> _EXTRAIT À LIRE_
____

Article mis en ligne le 7 avril 2020

Qu’une épidémie puisse frapper le monde, sans que l’Afrique ne prenne sa part, parait donc invraisemblable tant la souffrance des Africain.e.s est devenue une évidence. Analyse d’une polémique qui s’inscrit dans le droit fil de la violence coloniale et patriarcale historique.

Jeudi 2 avril, une séquence de débat met littéralement le feu aux réseaux sociaux. On y voit deux hommes : Jean-Paul Mira et Camille Locht, respectivement directeur de recherche à l’Inserm et chef de la réanimation à l’hôpital Cochin de Paris, échanger au sujet de l’élaboration d’une riposte scientifique contre le Covid-19. « Si je peux être provocateur, est-ce qu’on ne devrait pas faire cette étude en Afrique, où il n’y a pas de masques, pas de traitements, pas de réanimation ? Un peu comme c’est fait d’ailleurs pour certaines études sur le SIDA ou chez les prostituées, on essaye des choses parce qu’on sait qu’elles sont hautement exposées et qu’elles ne se protègent pas », affirme Jean-Paul Mira tandis que Camille Locht acquiesce doctement en lui donnant raison. (...)

Autrement dit, puisque les corps des Africain.e.s et des « prostituées » semblent voués à être exposés à un danger certain, autant les mobiliser d’une manière qui soit utile à d’autres corps, plus précieux. Pas une seule fois, l’idée de la sollicitation d’un consentement de la part des propriétaires de ces corps réduits à des supports expérimentaux, n’émerge durant cette conversation.

Si ces propos ont suscité une large vague de condamnations, totalement justifiées, c’est parce qu’ils font écho à une déconsidération historique des corps subalternes.

Depuis le début de l’épidémie, l’on entend régulièrement des commentaires inquiets quant à la catastrophe que pourrait constituer l’épidémie du coronavirus si elle s’amplifiait sur le sol africain dans les proportions de ce qui se produit en Chine, en Europe ou aux États-Unis. En effet, les structures hospitalières des 54 pays du continent ne seraient probablement pas en mesure de prendre en charge l’intégralité des patients, faute de moyens suffisants. Toutefois, ces anticipations inquiétantes et catastrophistes semblent aussi traduire un étonnement malsain – peut-être inconscient – quant au caractère inéluctable du destin tragique, forcément, d’un continent qui ne pouvait pas être épargné. Comme s’il était inconcevable qu’il ne soit pas effroyablement touché. Les précédentes décennies ont malheureusement fait de l’Afrique le théâtre d’un nombre affolant de malheurs et de tragédies, si bien que l’on semble désormais habitué à voir ses habitant.e.s en proie aux plus atroces souffrances (...)

____

Données de compréhension de documents

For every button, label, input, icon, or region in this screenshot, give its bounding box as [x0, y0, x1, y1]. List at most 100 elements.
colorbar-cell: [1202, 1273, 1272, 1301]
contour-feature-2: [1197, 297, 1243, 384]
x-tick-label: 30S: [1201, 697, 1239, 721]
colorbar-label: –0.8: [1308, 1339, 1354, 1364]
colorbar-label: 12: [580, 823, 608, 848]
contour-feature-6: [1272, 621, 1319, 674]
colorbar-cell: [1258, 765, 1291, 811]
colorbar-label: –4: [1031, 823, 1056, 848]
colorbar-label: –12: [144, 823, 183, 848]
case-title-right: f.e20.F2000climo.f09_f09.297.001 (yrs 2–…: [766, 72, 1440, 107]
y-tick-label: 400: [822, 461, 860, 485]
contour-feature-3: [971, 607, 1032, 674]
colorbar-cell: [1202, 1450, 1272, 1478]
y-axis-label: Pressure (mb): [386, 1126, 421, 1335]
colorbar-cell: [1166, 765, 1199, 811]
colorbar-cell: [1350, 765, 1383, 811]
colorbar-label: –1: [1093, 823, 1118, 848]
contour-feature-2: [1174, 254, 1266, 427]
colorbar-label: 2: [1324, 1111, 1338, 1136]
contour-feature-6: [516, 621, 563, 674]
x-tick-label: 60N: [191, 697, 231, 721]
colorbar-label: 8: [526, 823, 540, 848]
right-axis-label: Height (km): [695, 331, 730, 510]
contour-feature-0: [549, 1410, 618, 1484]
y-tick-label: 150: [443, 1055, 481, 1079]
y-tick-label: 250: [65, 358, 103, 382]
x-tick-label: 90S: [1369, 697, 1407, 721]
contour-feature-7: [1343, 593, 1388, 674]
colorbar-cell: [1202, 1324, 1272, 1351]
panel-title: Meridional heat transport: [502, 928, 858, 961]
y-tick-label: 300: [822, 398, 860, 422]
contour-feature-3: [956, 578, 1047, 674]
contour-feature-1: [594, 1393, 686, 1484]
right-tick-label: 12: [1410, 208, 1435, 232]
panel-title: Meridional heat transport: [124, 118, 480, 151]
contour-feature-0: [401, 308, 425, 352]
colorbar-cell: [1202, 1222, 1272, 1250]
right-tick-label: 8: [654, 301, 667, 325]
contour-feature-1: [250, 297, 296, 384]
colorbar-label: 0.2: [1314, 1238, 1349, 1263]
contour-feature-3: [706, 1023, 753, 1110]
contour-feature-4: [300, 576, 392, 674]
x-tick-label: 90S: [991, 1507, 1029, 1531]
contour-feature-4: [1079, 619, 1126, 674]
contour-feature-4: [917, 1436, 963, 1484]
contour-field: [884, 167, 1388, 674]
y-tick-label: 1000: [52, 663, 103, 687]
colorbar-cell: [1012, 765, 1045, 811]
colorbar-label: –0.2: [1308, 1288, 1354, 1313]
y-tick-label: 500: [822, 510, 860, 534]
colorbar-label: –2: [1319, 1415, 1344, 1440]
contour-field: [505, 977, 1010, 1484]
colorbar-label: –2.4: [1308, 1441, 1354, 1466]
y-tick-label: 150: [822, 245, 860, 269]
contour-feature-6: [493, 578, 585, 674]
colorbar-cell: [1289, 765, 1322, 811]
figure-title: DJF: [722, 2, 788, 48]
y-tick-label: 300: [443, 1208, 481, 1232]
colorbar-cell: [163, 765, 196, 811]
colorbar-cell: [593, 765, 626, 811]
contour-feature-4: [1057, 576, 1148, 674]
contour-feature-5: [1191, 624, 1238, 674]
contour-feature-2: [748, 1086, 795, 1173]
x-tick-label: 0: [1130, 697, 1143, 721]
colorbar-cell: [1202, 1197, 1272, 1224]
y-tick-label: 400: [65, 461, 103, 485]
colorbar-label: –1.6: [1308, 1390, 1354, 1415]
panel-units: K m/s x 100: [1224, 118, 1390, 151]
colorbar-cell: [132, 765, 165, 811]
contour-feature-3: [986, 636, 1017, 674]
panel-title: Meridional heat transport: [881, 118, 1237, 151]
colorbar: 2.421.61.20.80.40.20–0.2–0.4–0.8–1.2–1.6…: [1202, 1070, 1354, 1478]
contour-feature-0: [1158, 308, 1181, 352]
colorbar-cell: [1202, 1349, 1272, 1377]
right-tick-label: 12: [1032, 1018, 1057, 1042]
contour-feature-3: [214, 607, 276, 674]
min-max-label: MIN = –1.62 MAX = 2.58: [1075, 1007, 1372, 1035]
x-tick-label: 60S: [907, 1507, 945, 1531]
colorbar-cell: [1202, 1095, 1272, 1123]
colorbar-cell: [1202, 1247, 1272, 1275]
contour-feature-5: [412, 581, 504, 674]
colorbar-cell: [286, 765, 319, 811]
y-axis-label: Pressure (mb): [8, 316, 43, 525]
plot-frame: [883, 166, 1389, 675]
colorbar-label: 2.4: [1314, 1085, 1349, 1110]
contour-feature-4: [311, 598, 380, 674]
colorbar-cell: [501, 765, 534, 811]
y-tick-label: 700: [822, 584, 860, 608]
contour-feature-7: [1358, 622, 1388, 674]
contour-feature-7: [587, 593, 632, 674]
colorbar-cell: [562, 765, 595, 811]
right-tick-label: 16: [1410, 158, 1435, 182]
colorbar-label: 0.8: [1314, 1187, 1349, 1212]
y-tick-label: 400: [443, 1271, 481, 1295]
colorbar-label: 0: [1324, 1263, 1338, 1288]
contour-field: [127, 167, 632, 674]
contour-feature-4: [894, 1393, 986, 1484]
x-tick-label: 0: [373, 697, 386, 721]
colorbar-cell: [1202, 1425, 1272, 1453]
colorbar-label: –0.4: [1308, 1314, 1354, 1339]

____

> _ESSAYEZ_
Reproduisez l'extrait à partir de « Article mis en » et poursuivez jusqu'à « et patriarcale historique. ». Ces items constituent un matériau à part, indépendant de l'extrait.

> _RÉSULTAT CI-DESSOUS_
Article mis en ligne le 7 avril 2020

Qu’une épidémie puisse frapper le monde, sans que l’Afrique ne prenne sa part, parait donc invraisemblable tant la souffrance des Africain.e.s est devenue une évidence. Analyse d’une polémique qui s’inscrit dans le droit fil de la violence coloniale et patriarcale historique.